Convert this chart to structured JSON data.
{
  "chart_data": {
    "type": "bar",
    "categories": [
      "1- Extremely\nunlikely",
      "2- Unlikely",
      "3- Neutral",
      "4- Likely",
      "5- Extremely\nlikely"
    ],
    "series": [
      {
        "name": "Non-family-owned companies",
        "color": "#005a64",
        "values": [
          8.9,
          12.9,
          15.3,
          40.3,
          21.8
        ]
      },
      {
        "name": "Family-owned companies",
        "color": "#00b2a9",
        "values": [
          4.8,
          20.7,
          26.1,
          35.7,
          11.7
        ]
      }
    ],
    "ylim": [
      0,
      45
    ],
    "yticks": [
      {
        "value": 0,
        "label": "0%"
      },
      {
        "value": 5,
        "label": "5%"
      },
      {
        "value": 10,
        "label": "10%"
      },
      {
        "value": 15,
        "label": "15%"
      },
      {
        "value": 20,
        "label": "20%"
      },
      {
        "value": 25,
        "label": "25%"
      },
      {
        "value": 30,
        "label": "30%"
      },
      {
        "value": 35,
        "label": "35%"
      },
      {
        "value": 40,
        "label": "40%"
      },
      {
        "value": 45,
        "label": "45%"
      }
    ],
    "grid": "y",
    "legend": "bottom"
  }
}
----
Directive: Copy every line of the material, please, keeping it exactly the same.

Written solution:
Convert this chart to structured JSON data.
{
  "chart_data": {
    "type": "bar",
    "categories": [
      "1- Extremely\nunlikely",
      "2- Unlikely",
      "3- Neutral",
      "4- Likely",
      "5- Extremely\nlikely"
    ],
    "series": [
      {
        "name": "Non-family-owned companies",
        "color": "#005a64",
        "values": [
          8.9,
          12.9,
          15.3,
          40.3,
          21.8
        ]
      },
      {
        "name": "Family-owned companies",
        "color": "#00b2a9",
        "values": [
          4.8,
          20.7,
          26.1,
          35.7,
          11.7
        ]
      }
    ],
    "ylim": [
      0,
      45
    ],
    "yticks": [
      {
        "value": 0,
        "label": "0%"
      },
      {
        "value": 5,
        "label": "5%"
      },
      {
        "value": 10,
        "label": "10%"
      },
      {
        "value": 15,
        "label": "15%"
      },
      {
        "value": 20,
        "label": "20%"
      },
      {
        "value": 25,
        "label": "25%"
      },
      {
        "value": 30,
        "label": "30%"
      },
      {
        "value": 35,
        "label": "35%"
      },
      {
        "value": 40,
        "label": "40%"
      },
      {
        "value": 45,
        "label": "45%"
      }
    ],
    "grid": "y",
    "legend": "bottom"
  }
}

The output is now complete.